■ **TASK TO CARRY OUT**
Each line that holds the word "Wowza" should be returned.

━━━━━ RECORDS SHOWN ━━━━━

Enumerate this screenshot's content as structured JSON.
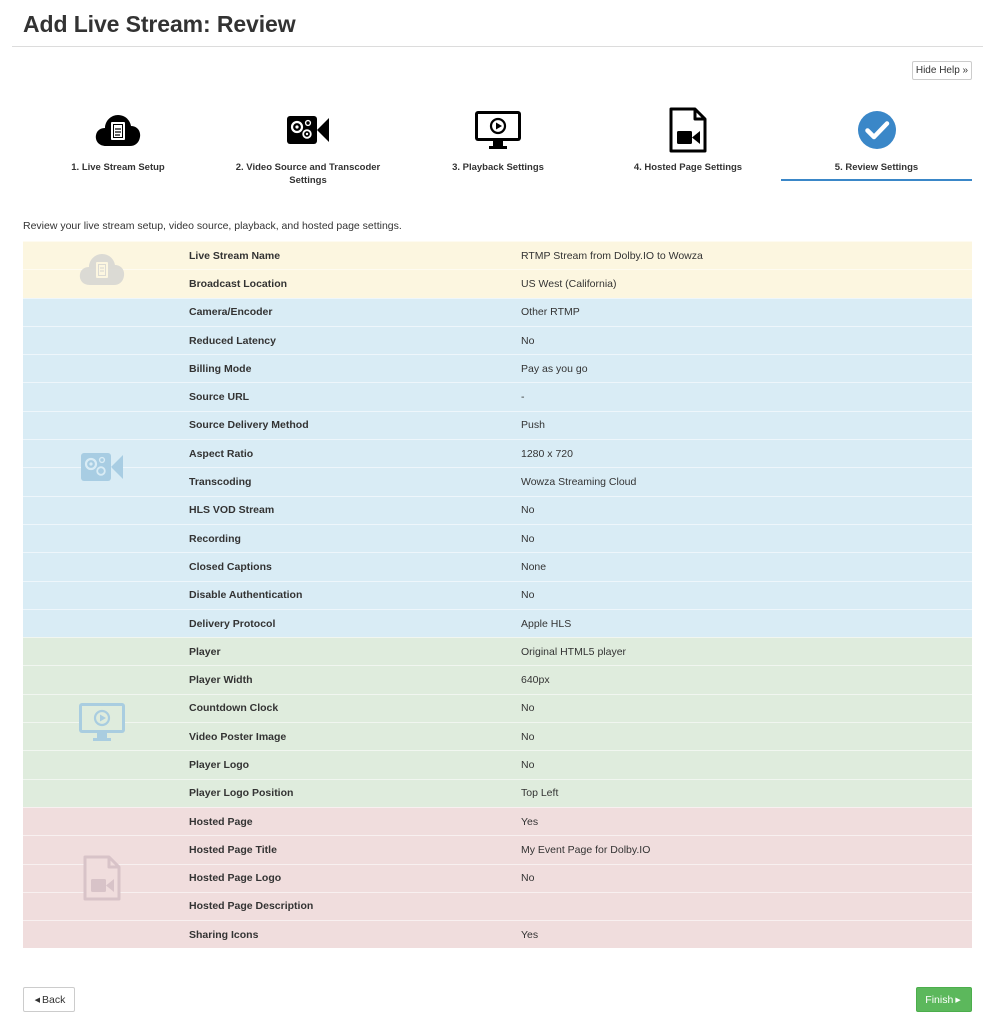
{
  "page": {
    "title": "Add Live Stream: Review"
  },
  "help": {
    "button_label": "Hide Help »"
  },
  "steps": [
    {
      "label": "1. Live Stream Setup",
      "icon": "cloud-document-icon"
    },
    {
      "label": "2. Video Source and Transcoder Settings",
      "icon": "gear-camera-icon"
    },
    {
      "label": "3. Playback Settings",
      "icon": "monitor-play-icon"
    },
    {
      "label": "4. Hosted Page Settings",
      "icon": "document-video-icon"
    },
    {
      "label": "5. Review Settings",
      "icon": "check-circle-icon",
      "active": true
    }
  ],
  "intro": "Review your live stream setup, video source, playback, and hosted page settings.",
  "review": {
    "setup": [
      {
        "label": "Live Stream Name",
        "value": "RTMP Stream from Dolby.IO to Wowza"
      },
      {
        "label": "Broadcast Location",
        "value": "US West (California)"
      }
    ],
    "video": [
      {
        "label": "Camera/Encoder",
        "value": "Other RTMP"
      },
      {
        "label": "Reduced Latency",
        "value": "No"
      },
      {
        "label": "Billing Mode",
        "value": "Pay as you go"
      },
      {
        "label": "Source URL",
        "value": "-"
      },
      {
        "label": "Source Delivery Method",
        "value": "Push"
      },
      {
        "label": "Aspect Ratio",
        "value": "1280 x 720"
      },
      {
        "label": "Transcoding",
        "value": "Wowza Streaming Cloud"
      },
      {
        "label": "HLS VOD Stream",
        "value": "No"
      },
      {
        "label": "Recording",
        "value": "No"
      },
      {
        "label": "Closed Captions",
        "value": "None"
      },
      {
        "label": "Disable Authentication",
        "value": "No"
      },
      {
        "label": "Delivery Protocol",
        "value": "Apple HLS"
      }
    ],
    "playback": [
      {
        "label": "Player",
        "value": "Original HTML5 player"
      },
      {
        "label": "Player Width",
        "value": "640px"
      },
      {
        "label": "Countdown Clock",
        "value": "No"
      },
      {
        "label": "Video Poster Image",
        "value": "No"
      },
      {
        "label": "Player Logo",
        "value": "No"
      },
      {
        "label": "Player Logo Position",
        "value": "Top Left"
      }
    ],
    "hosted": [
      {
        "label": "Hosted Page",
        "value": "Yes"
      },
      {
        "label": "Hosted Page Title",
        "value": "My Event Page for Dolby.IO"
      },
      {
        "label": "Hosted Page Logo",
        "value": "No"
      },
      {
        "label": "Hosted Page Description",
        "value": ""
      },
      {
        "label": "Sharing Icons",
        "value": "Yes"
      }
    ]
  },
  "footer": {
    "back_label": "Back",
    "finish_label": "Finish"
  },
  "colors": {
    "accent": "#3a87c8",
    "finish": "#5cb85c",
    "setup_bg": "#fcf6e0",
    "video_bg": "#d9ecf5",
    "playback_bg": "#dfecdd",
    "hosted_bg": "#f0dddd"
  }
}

━━━━━
━━━━━ RECORDS SHOWN ━━━━━

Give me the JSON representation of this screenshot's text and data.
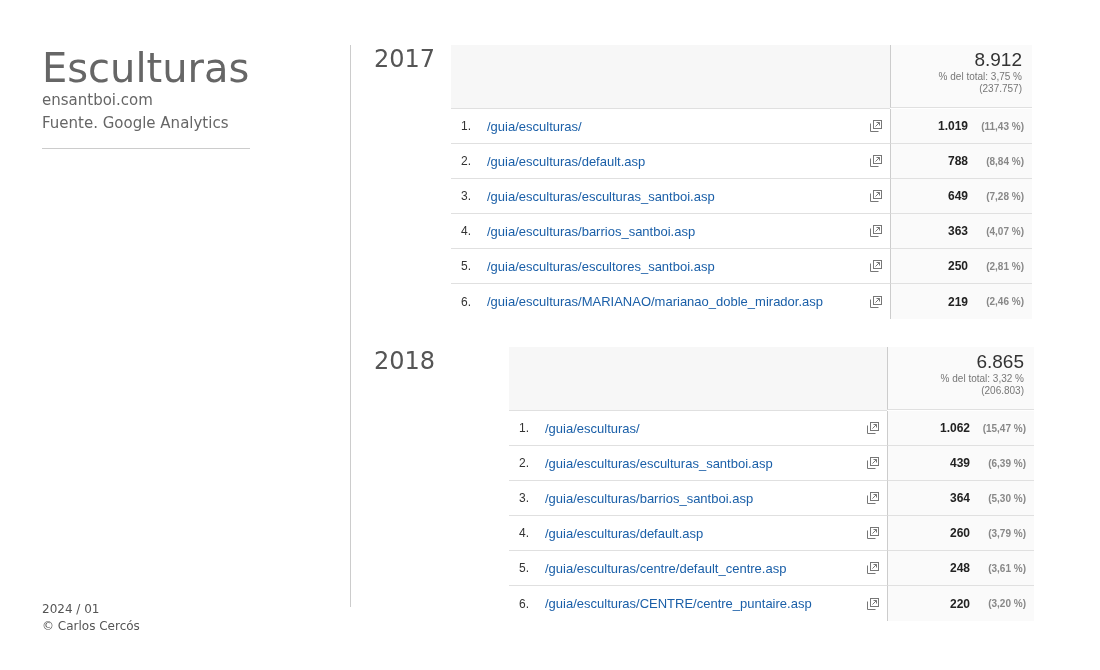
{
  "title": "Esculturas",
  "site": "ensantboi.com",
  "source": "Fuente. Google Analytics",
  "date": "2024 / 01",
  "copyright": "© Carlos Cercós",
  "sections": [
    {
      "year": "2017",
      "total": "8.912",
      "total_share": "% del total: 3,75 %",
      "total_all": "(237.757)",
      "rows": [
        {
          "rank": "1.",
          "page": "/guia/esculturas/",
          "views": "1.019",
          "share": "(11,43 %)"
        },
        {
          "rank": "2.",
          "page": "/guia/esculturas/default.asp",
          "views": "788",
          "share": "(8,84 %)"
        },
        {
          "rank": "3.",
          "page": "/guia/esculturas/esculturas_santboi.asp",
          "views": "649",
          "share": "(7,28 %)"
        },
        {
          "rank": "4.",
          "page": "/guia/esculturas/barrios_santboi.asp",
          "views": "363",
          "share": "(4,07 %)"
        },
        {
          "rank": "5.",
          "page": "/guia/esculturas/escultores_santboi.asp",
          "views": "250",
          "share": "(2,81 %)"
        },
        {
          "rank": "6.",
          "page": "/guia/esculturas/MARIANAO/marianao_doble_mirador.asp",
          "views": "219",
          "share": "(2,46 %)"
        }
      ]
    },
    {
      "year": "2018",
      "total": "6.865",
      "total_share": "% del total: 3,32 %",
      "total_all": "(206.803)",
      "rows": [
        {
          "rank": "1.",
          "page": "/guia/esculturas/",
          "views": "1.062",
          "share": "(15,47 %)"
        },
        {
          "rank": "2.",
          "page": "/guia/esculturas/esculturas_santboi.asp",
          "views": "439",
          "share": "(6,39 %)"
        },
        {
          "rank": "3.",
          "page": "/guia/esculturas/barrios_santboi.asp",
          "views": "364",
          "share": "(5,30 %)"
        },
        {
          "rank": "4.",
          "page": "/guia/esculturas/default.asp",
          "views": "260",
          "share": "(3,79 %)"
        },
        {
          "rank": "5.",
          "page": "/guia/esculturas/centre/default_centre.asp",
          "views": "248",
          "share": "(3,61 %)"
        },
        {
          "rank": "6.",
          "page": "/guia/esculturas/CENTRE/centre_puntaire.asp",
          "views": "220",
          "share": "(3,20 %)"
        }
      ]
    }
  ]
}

━━━━━

■ **EXERCISE ANSWER**
        "value": "RTMP Stream from Dolby.IO to Wowza"
        "value": "Wowza Streaming Cloud"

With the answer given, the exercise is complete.